» **DO THIS**: Every line that holds the string "name" is to be identified and copied.

Records from a dataset
-- start --

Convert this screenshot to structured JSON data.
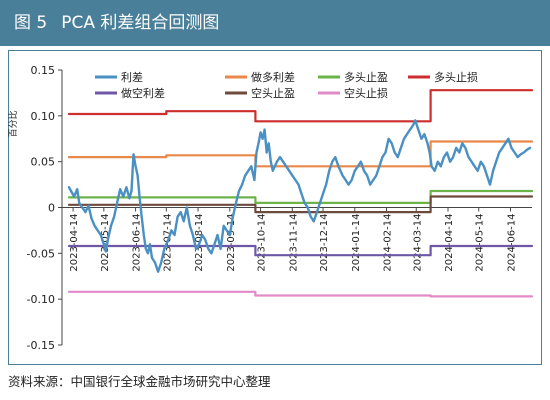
{
  "header": {
    "figure_label": "图 5",
    "title": "PCA 利差组合回测图"
  },
  "source": "资料来源：中国银行全球金融市场研究中心整理",
  "chart_data": {
    "type": "line",
    "ylabel": "百分比",
    "ylim": [
      -0.15,
      0.15
    ],
    "yticks": [
      -0.15,
      -0.1,
      -0.05,
      0,
      0.05,
      0.1,
      0.15
    ],
    "ytick_labels": [
      "-0.15",
      "-0.10",
      "-0.05",
      "0",
      "0.05",
      "0.10",
      "0.15"
    ],
    "xlim": [
      "2023-04-10",
      "2024-07-05"
    ],
    "xticks": [
      "2023-04-14",
      "2023-05-14",
      "2023-06-14",
      "2023-07-14",
      "2023-08-14",
      "2023-09-14",
      "2023-10-14",
      "2023-11-14",
      "2023-12-14",
      "2024-01-14",
      "2024-02-14",
      "2024-03-14",
      "2024-04-14",
      "2024-05-14",
      "2024-06-14"
    ],
    "grid": false,
    "legend_position": "top",
    "series": [
      {
        "name": "利差",
        "color": "#4a90c2",
        "width": 2.4,
        "points": [
          [
            "2023-04-10",
            0.022
          ],
          [
            "2023-04-12",
            0.018
          ],
          [
            "2023-04-15",
            0.012
          ],
          [
            "2023-04-18",
            0.02
          ],
          [
            "2023-04-20",
            0.005
          ],
          [
            "2023-04-23",
            0.0
          ],
          [
            "2023-04-26",
            -0.005
          ],
          [
            "2023-04-29",
            0.002
          ],
          [
            "2023-05-02",
            -0.012
          ],
          [
            "2023-05-05",
            -0.02
          ],
          [
            "2023-05-08",
            -0.025
          ],
          [
            "2023-05-11",
            -0.03
          ],
          [
            "2023-05-14",
            -0.04
          ],
          [
            "2023-05-16",
            -0.048
          ],
          [
            "2023-05-18",
            -0.035
          ],
          [
            "2023-05-21",
            -0.02
          ],
          [
            "2023-05-24",
            -0.01
          ],
          [
            "2023-05-27",
            0.005
          ],
          [
            "2023-05-30",
            0.02
          ],
          [
            "2023-06-02",
            0.012
          ],
          [
            "2023-06-05",
            0.022
          ],
          [
            "2023-06-08",
            0.01
          ],
          [
            "2023-06-10",
            0.018
          ],
          [
            "2023-06-12",
            0.058
          ],
          [
            "2023-06-14",
            0.045
          ],
          [
            "2023-06-16",
            0.035
          ],
          [
            "2023-06-18",
            0.01
          ],
          [
            "2023-06-20",
            -0.01
          ],
          [
            "2023-06-22",
            -0.03
          ],
          [
            "2023-06-24",
            -0.045
          ],
          [
            "2023-06-26",
            -0.05
          ],
          [
            "2023-06-28",
            -0.04
          ],
          [
            "2023-06-30",
            -0.055
          ],
          [
            "2023-07-03",
            -0.06
          ],
          [
            "2023-07-06",
            -0.07
          ],
          [
            "2023-07-09",
            -0.06
          ],
          [
            "2023-07-12",
            -0.045
          ],
          [
            "2023-07-14",
            -0.04
          ],
          [
            "2023-07-16",
            -0.035
          ],
          [
            "2023-07-19",
            -0.025
          ],
          [
            "2023-07-22",
            -0.03
          ],
          [
            "2023-07-25",
            -0.01
          ],
          [
            "2023-07-28",
            -0.005
          ],
          [
            "2023-07-31",
            -0.015
          ],
          [
            "2023-08-03",
            0.0
          ],
          [
            "2023-08-06",
            -0.02
          ],
          [
            "2023-08-09",
            -0.03
          ],
          [
            "2023-08-12",
            -0.045
          ],
          [
            "2023-08-15",
            -0.04
          ],
          [
            "2023-08-18",
            -0.03
          ],
          [
            "2023-08-21",
            -0.035
          ],
          [
            "2023-08-24",
            -0.045
          ],
          [
            "2023-08-27",
            -0.05
          ],
          [
            "2023-08-30",
            -0.04
          ],
          [
            "2023-09-02",
            -0.03
          ],
          [
            "2023-09-05",
            -0.045
          ],
          [
            "2023-09-08",
            -0.02
          ],
          [
            "2023-09-11",
            -0.025
          ],
          [
            "2023-09-14",
            -0.03
          ],
          [
            "2023-09-17",
            -0.01
          ],
          [
            "2023-09-20",
            0.005
          ],
          [
            "2023-09-23",
            0.018
          ],
          [
            "2023-09-26",
            0.025
          ],
          [
            "2023-09-29",
            0.035
          ],
          [
            "2023-10-02",
            0.04
          ],
          [
            "2023-10-05",
            0.045
          ],
          [
            "2023-10-08",
            0.03
          ],
          [
            "2023-10-10",
            0.06
          ],
          [
            "2023-10-12",
            0.07
          ],
          [
            "2023-10-14",
            0.082
          ],
          [
            "2023-10-16",
            0.075
          ],
          [
            "2023-10-18",
            0.085
          ],
          [
            "2023-10-20",
            0.06
          ],
          [
            "2023-10-22",
            0.07
          ],
          [
            "2023-10-24",
            0.05
          ],
          [
            "2023-10-26",
            0.04
          ],
          [
            "2023-10-28",
            0.045
          ],
          [
            "2023-10-30",
            0.05
          ],
          [
            "2023-11-02",
            0.055
          ],
          [
            "2023-11-05",
            0.05
          ],
          [
            "2023-11-08",
            0.045
          ],
          [
            "2023-11-11",
            0.04
          ],
          [
            "2023-11-14",
            0.035
          ],
          [
            "2023-11-17",
            0.03
          ],
          [
            "2023-11-20",
            0.025
          ],
          [
            "2023-11-23",
            0.015
          ],
          [
            "2023-11-26",
            0.005
          ],
          [
            "2023-11-29",
            0.0
          ],
          [
            "2023-12-02",
            -0.01
          ],
          [
            "2023-12-05",
            -0.015
          ],
          [
            "2023-12-08",
            -0.005
          ],
          [
            "2023-12-11",
            0.005
          ],
          [
            "2023-12-14",
            0.015
          ],
          [
            "2023-12-17",
            0.025
          ],
          [
            "2023-12-20",
            0.04
          ],
          [
            "2023-12-23",
            0.05
          ],
          [
            "2023-12-26",
            0.055
          ],
          [
            "2023-12-29",
            0.045
          ],
          [
            "2024-01-02",
            0.035
          ],
          [
            "2024-01-05",
            0.03
          ],
          [
            "2024-01-08",
            0.025
          ],
          [
            "2024-01-11",
            0.03
          ],
          [
            "2024-01-14",
            0.04
          ],
          [
            "2024-01-17",
            0.045
          ],
          [
            "2024-01-20",
            0.05
          ],
          [
            "2024-01-23",
            0.04
          ],
          [
            "2024-01-26",
            0.035
          ],
          [
            "2024-01-29",
            0.025
          ],
          [
            "2024-02-01",
            0.03
          ],
          [
            "2024-02-04",
            0.035
          ],
          [
            "2024-02-07",
            0.045
          ],
          [
            "2024-02-10",
            0.055
          ],
          [
            "2024-02-13",
            0.06
          ],
          [
            "2024-02-16",
            0.075
          ],
          [
            "2024-02-19",
            0.07
          ],
          [
            "2024-02-22",
            0.06
          ],
          [
            "2024-02-25",
            0.055
          ],
          [
            "2024-02-28",
            0.065
          ],
          [
            "2024-03-02",
            0.075
          ],
          [
            "2024-03-05",
            0.08
          ],
          [
            "2024-03-08",
            0.085
          ],
          [
            "2024-03-11",
            0.09
          ],
          [
            "2024-03-13",
            0.095
          ],
          [
            "2024-03-16",
            0.085
          ],
          [
            "2024-03-19",
            0.075
          ],
          [
            "2024-03-22",
            0.08
          ],
          [
            "2024-03-25",
            0.07
          ],
          [
            "2024-03-27",
            0.06
          ],
          [
            "2024-03-29",
            0.045
          ],
          [
            "2024-04-01",
            0.04
          ],
          [
            "2024-04-04",
            0.05
          ],
          [
            "2024-04-07",
            0.045
          ],
          [
            "2024-04-10",
            0.055
          ],
          [
            "2024-04-13",
            0.06
          ],
          [
            "2024-04-16",
            0.05
          ],
          [
            "2024-04-19",
            0.055
          ],
          [
            "2024-04-22",
            0.065
          ],
          [
            "2024-04-25",
            0.06
          ],
          [
            "2024-04-28",
            0.07
          ],
          [
            "2024-05-01",
            0.065
          ],
          [
            "2024-05-04",
            0.055
          ],
          [
            "2024-05-07",
            0.05
          ],
          [
            "2024-05-10",
            0.045
          ],
          [
            "2024-05-13",
            0.04
          ],
          [
            "2024-05-16",
            0.05
          ],
          [
            "2024-05-19",
            0.045
          ],
          [
            "2024-05-22",
            0.035
          ],
          [
            "2024-05-25",
            0.025
          ],
          [
            "2024-05-28",
            0.04
          ],
          [
            "2024-05-31",
            0.05
          ],
          [
            "2024-06-03",
            0.06
          ],
          [
            "2024-06-06",
            0.065
          ],
          [
            "2024-06-09",
            0.07
          ],
          [
            "2024-06-12",
            0.075
          ],
          [
            "2024-06-15",
            0.065
          ],
          [
            "2024-06-18",
            0.06
          ],
          [
            "2024-06-21",
            0.055
          ],
          [
            "2024-06-24",
            0.058
          ],
          [
            "2024-06-27",
            0.06
          ],
          [
            "2024-06-30",
            0.063
          ],
          [
            "2024-07-03",
            0.065
          ]
        ]
      },
      {
        "name": "做多利差",
        "color": "#e8884a",
        "width": 2.2,
        "points": [
          [
            "2023-04-10",
            0.055
          ],
          [
            "2023-07-14",
            0.055
          ],
          [
            "2023-07-14",
            0.057
          ],
          [
            "2023-10-09",
            0.057
          ],
          [
            "2023-10-09",
            0.045
          ],
          [
            "2024-03-28",
            0.045
          ],
          [
            "2024-03-28",
            0.072
          ],
          [
            "2024-07-05",
            0.072
          ]
        ]
      },
      {
        "name": "多头止盈",
        "color": "#6cb34a",
        "width": 2.2,
        "points": [
          [
            "2023-04-10",
            0.011
          ],
          [
            "2023-10-09",
            0.011
          ],
          [
            "2023-10-09",
            0.005
          ],
          [
            "2024-03-28",
            0.005
          ],
          [
            "2024-03-28",
            0.018
          ],
          [
            "2024-07-05",
            0.018
          ]
        ]
      },
      {
        "name": "多头止损",
        "color": "#cc2d2d",
        "width": 2.2,
        "points": [
          [
            "2023-04-10",
            0.102
          ],
          [
            "2023-07-14",
            0.102
          ],
          [
            "2023-07-14",
            0.105
          ],
          [
            "2023-10-09",
            0.105
          ],
          [
            "2023-10-09",
            0.094
          ],
          [
            "2024-03-28",
            0.094
          ],
          [
            "2024-03-28",
            0.128
          ],
          [
            "2024-07-05",
            0.128
          ]
        ]
      },
      {
        "name": "做空利差",
        "color": "#6d57a6",
        "width": 2.2,
        "points": [
          [
            "2023-04-10",
            -0.042
          ],
          [
            "2023-10-09",
            -0.042
          ],
          [
            "2023-10-09",
            -0.052
          ],
          [
            "2024-03-28",
            -0.052
          ],
          [
            "2024-03-28",
            -0.042
          ],
          [
            "2024-07-05",
            -0.042
          ]
        ]
      },
      {
        "name": "空头止盈",
        "color": "#6e4a3c",
        "width": 2.2,
        "points": [
          [
            "2023-04-10",
            0.003
          ],
          [
            "2023-10-09",
            0.003
          ],
          [
            "2023-10-09",
            -0.005
          ],
          [
            "2024-03-28",
            -0.005
          ],
          [
            "2024-03-28",
            0.012
          ],
          [
            "2024-07-05",
            0.012
          ]
        ]
      },
      {
        "name": "空头止损",
        "color": "#e28ac8",
        "width": 2.2,
        "points": [
          [
            "2023-04-10",
            -0.092
          ],
          [
            "2023-10-09",
            -0.092
          ],
          [
            "2023-10-09",
            -0.096
          ],
          [
            "2024-03-28",
            -0.096
          ],
          [
            "2024-03-28",
            -0.097
          ],
          [
            "2024-07-05",
            -0.097
          ]
        ]
      }
    ]
  }
}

-- end --

» **COMPLETE OUTPUT**:
        "name": "利差",
        "name": "做多利差",
        "name": "多头止盈",
        "name": "多头止损",
        "name": "做空利差",
        "name": "空头止盈",
        "name": "空头止损",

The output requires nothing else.